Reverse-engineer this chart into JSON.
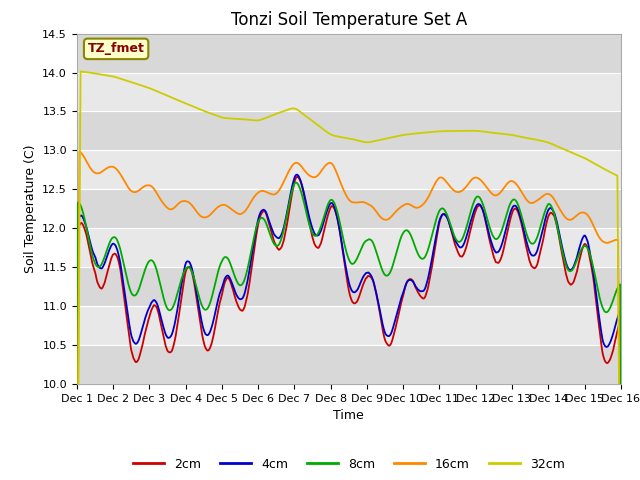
{
  "title": "Tonzi Soil Temperature Set A",
  "xlabel": "Time",
  "ylabel": "Soil Temperature (C)",
  "ylim": [
    10.0,
    14.5
  ],
  "xlim": [
    0,
    15
  ],
  "xtick_labels": [
    "Dec 1",
    "Dec 2",
    "Dec 3",
    "Dec 4",
    "Dec 5",
    "Dec 6",
    "Dec 7",
    "Dec 8",
    "Dec 9",
    "Dec 10",
    "Dec 11",
    "Dec 12",
    "Dec 13",
    "Dec 14",
    "Dec 15",
    "Dec 16"
  ],
  "legend_labels": [
    "2cm",
    "4cm",
    "8cm",
    "16cm",
    "32cm"
  ],
  "line_colors": [
    "#cc0000",
    "#0000cc",
    "#00aa00",
    "#ff8800",
    "#cccc00"
  ],
  "annotation_text": "TZ_fmet",
  "annotation_color": "#880000",
  "annotation_bg": "#ffffcc",
  "annotation_edge": "#888800",
  "bg_color": "#e8e8e8",
  "band_color_dark": "#d8d8d8",
  "band_color_light": "#e8e8e8",
  "title_fontsize": 12,
  "label_fontsize": 9,
  "tick_fontsize": 8
}
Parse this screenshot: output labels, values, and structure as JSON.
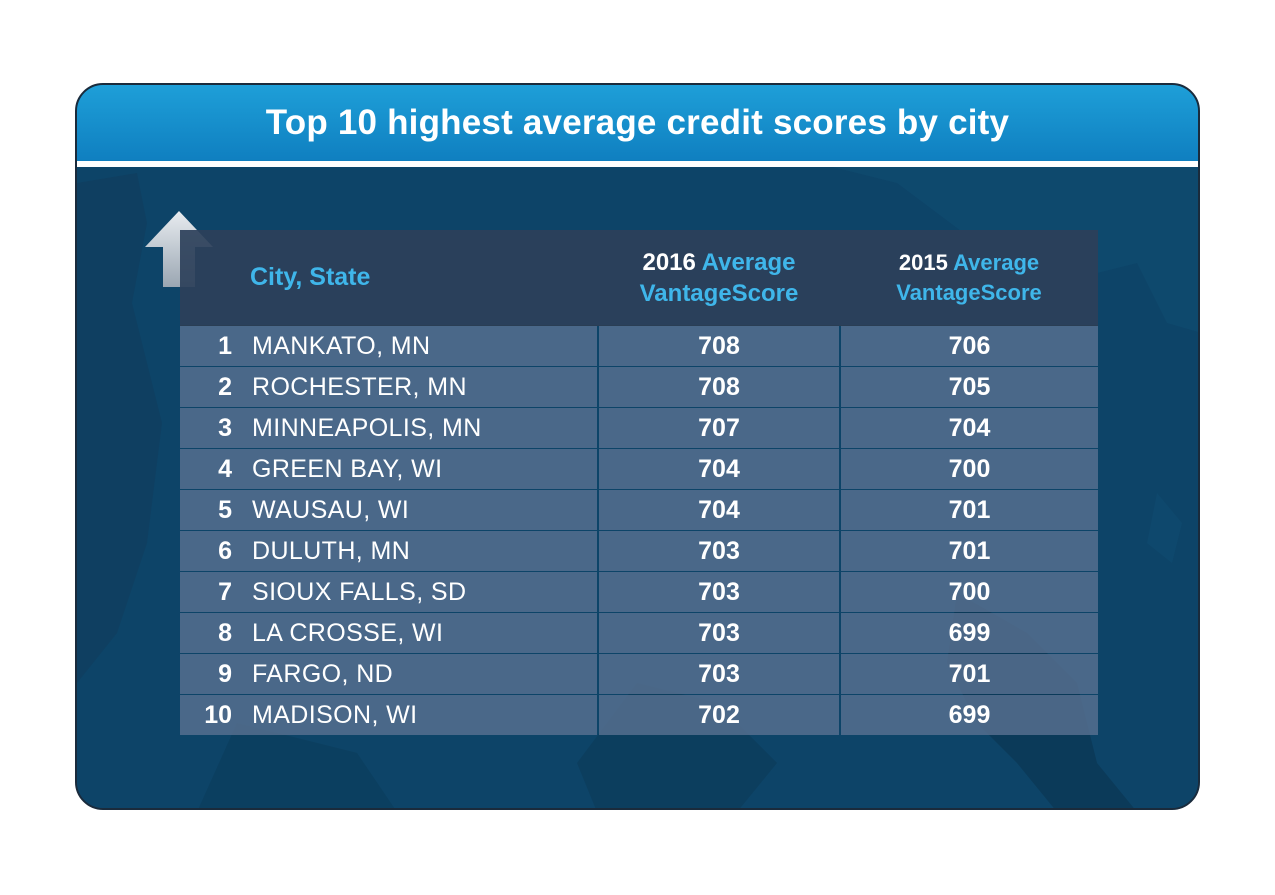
{
  "title": "Top 10 highest average credit scores by city",
  "colors": {
    "title_bar": "#1e9fd8",
    "background": "#0d4468",
    "accent_text": "#3fb6ea",
    "row_fill": "#587090",
    "header_fill": "#2c405a"
  },
  "icons": {
    "rank_arrow": "up-arrow-icon"
  },
  "chart_data": {
    "type": "table",
    "title": "Top 10 highest average credit scores by city",
    "columns": {
      "rank": "",
      "city": "City, State",
      "score_2016": {
        "year": "2016",
        "label_line1": "Average",
        "label_line2": "VantageScore"
      },
      "score_2015": {
        "year": "2015",
        "label_line1": "Average",
        "label_line2": "VantageScore"
      }
    },
    "rows": [
      {
        "rank": "1",
        "city": "MANKATO, MN",
        "score_2016": "708",
        "score_2015": "706"
      },
      {
        "rank": "2",
        "city": "ROCHESTER, MN",
        "score_2016": "708",
        "score_2015": "705"
      },
      {
        "rank": "3",
        "city": "MINNEAPOLIS, MN",
        "score_2016": "707",
        "score_2015": "704"
      },
      {
        "rank": "4",
        "city": "GREEN BAY, WI",
        "score_2016": "704",
        "score_2015": "700"
      },
      {
        "rank": "5",
        "city": "WAUSAU, WI",
        "score_2016": "704",
        "score_2015": "701"
      },
      {
        "rank": "6",
        "city": "DULUTH, MN",
        "score_2016": "703",
        "score_2015": "701"
      },
      {
        "rank": "7",
        "city": "SIOUX FALLS, SD",
        "score_2016": "703",
        "score_2015": "700"
      },
      {
        "rank": "8",
        "city": "LA CROSSE, WI",
        "score_2016": "703",
        "score_2015": "699"
      },
      {
        "rank": "9",
        "city": "FARGO, ND",
        "score_2016": "703",
        "score_2015": "701"
      },
      {
        "rank": "10",
        "city": "MADISON, WI",
        "score_2016": "702",
        "score_2015": "699"
      }
    ]
  }
}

### [WHAT IS NEEDED]
From the material above, copy everything exactly but the pictures.

### [THE RESPONSE]
Reverse-engineer this chart into JSON.
{
  "title": "Tonzi Soil Temperature Set A",
  "xlabel": "Time",
  "ylabel": "Soil Temperature (C)",
  "ylim": [
    10.0,
    14.5
  ],
  "xlim": [
    0,
    15
  ],
  "xtick_labels": [
    "Dec 1",
    "Dec 2",
    "Dec 3",
    "Dec 4",
    "Dec 5",
    "Dec 6",
    "Dec 7",
    "Dec 8",
    "Dec 9",
    "Dec 10",
    "Dec 11",
    "Dec 12",
    "Dec 13",
    "Dec 14",
    "Dec 15",
    "Dec 16"
  ],
  "legend_labels": [
    "2cm",
    "4cm",
    "8cm",
    "16cm",
    "32cm"
  ],
  "line_colors": [
    "#cc0000",
    "#0000cc",
    "#00aa00",
    "#ff8800",
    "#cccc00"
  ],
  "annotation_text": "TZ_fmet",
  "annotation_color": "#880000",
  "annotation_bg": "#ffffcc",
  "annotation_edge": "#888800",
  "bg_color": "#e8e8e8",
  "band_color_dark": "#d8d8d8",
  "band_color_light": "#e8e8e8",
  "title_fontsize": 12,
  "label_fontsize": 9,
  "tick_fontsize": 8
}
Parse this screenshot: output labels, values, and structure as JSON.
{
  "title": "Top 10 highest average credit scores by city",
  "colors": {
    "title_bar": "#1e9fd8",
    "background": "#0d4468",
    "accent_text": "#3fb6ea",
    "row_fill": "#587090",
    "header_fill": "#2c405a"
  },
  "icons": {
    "rank_arrow": "up-arrow-icon"
  },
  "chart_data": {
    "type": "table",
    "title": "Top 10 highest average credit scores by city",
    "columns": {
      "rank": "",
      "city": "City, State",
      "score_2016": {
        "year": "2016",
        "label_line1": "Average",
        "label_line2": "VantageScore"
      },
      "score_2015": {
        "year": "2015",
        "label_line1": "Average",
        "label_line2": "VantageScore"
      }
    },
    "rows": [
      {
        "rank": "1",
        "city": "MANKATO, MN",
        "score_2016": "708",
        "score_2015": "706"
      },
      {
        "rank": "2",
        "city": "ROCHESTER, MN",
        "score_2016": "708",
        "score_2015": "705"
      },
      {
        "rank": "3",
        "city": "MINNEAPOLIS, MN",
        "score_2016": "707",
        "score_2015": "704"
      },
      {
        "rank": "4",
        "city": "GREEN BAY, WI",
        "score_2016": "704",
        "score_2015": "700"
      },
      {
        "rank": "5",
        "city": "WAUSAU, WI",
        "score_2016": "704",
        "score_2015": "701"
      },
      {
        "rank": "6",
        "city": "DULUTH, MN",
        "score_2016": "703",
        "score_2015": "701"
      },
      {
        "rank": "7",
        "city": "SIOUX FALLS, SD",
        "score_2016": "703",
        "score_2015": "700"
      },
      {
        "rank": "8",
        "city": "LA CROSSE, WI",
        "score_2016": "703",
        "score_2015": "699"
      },
      {
        "rank": "9",
        "city": "FARGO, ND",
        "score_2016": "703",
        "score_2015": "701"
      },
      {
        "rank": "10",
        "city": "MADISON, WI",
        "score_2016": "702",
        "score_2015": "699"
      }
    ]
  }
}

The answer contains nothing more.